## Start

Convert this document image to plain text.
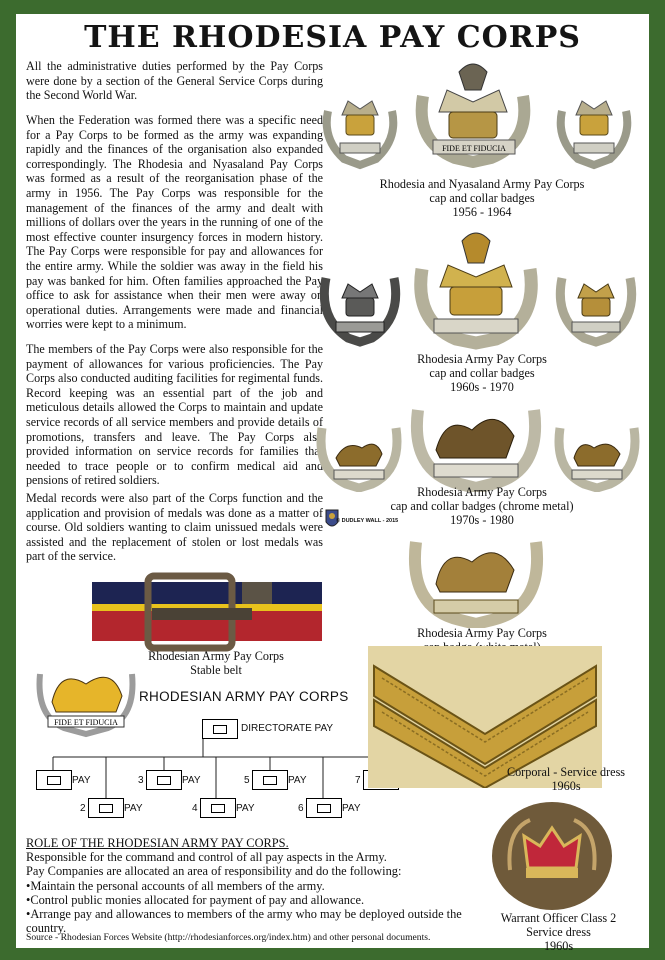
THE RHODESIA PAY CORPS

All the administrative duties performed by the Pay Corps were done by a section of the General Service Corps during the Second World War.

When the Federation was formed there was a specific need for a Pay Corps to be formed as the army was expanding rapidly and the finances of the organisation also expanded correspondingly. The Rhodesia and Nyasaland Pay Corps was formed as a result of the reorganisation phase of the army in 1956. The Pay Corps was responsible for the management of the finances of the army and dealt with millions of dollars over the years in the running of one of the most effective counter insurgency forces in modern history. The Pay Corps were responsible for pay and allowances for the entire army. While the soldier was away in the field his pay was banked for him. Often families approached the Pay office to ask for assistance when their men were away on operational duties. Arrangements were made and financial worries were kept to a minimum.

The members of the Pay Corps were also responsible for the payment of allowances for various proficiencies. The Pay Corps also conducted auditing facilities for regimental funds. Record keeping was an essential part of the job and meticulous details allowed the Corps to maintain and update service records of all service members and provide details of promotions, transfers and leave. The Pay Corps also provided information on service records for families that needed to trace people or to confirm medical aid and pensions of retired soldiers.

Medal records were also part of the Corps function and the application and provision of medals was done as a matter of course. Old soldiers wanting to claim unissued medals were assisted and the replacement of stolen or lost medals was part of the service.

FIDE ET FIDUCIA
Rhodesia and Nyasaland Army Pay Corps
cap and collar badges
1956 - 1964
Rhodesia Army Pay Corps
cap and collar badges
1960s - 1970
Rhodesia Army Pay Corps
cap and collar badges (chrome metal)
1970s - 1980
© DUDLEY WALL - 2015
Rhodesia Army Pay Corps
Rhodesian Army Pay Corps
Stable belt
FIDE ET FIDUCIA
RHODESIAN ARMY PAY CORPS
DIRECTORATE PAY
PAY	3	PAY	5	PAY	7
2	PAY	4	PAY	6	PAY
Corporal - Service dress
1960s
Warrant Officer Class 2
Service dress
1960s
ROLE OF THE RHODESIAN ARMY PAY CORPS.
Responsible for the command and control of all pay aspects in the Army.
Pay Companies are allocated an area of responsibility and do the following:
•Maintain the personal accounts of all members of the army.
•Control public monies allocated for payment of pay and allowance.
•Arrange pay and allowances to members of the army who may be deployed outside the country.
Source - Rhodesian Forces Website (http://rhodesianforces.org/index.htm) and other personal documents.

## End

Your task is to collect every line above that contains the word "done".

All the administrative duties performed by the Pay Corps were done by a section of the General Service Corps during the Second World War.
Medal records were also part of the Corps function and the application and provision of medals was done as a matter of course. Old soldiers wanting to claim unissued medals were assisted and the replacement of stolen or lost medals was part of the service.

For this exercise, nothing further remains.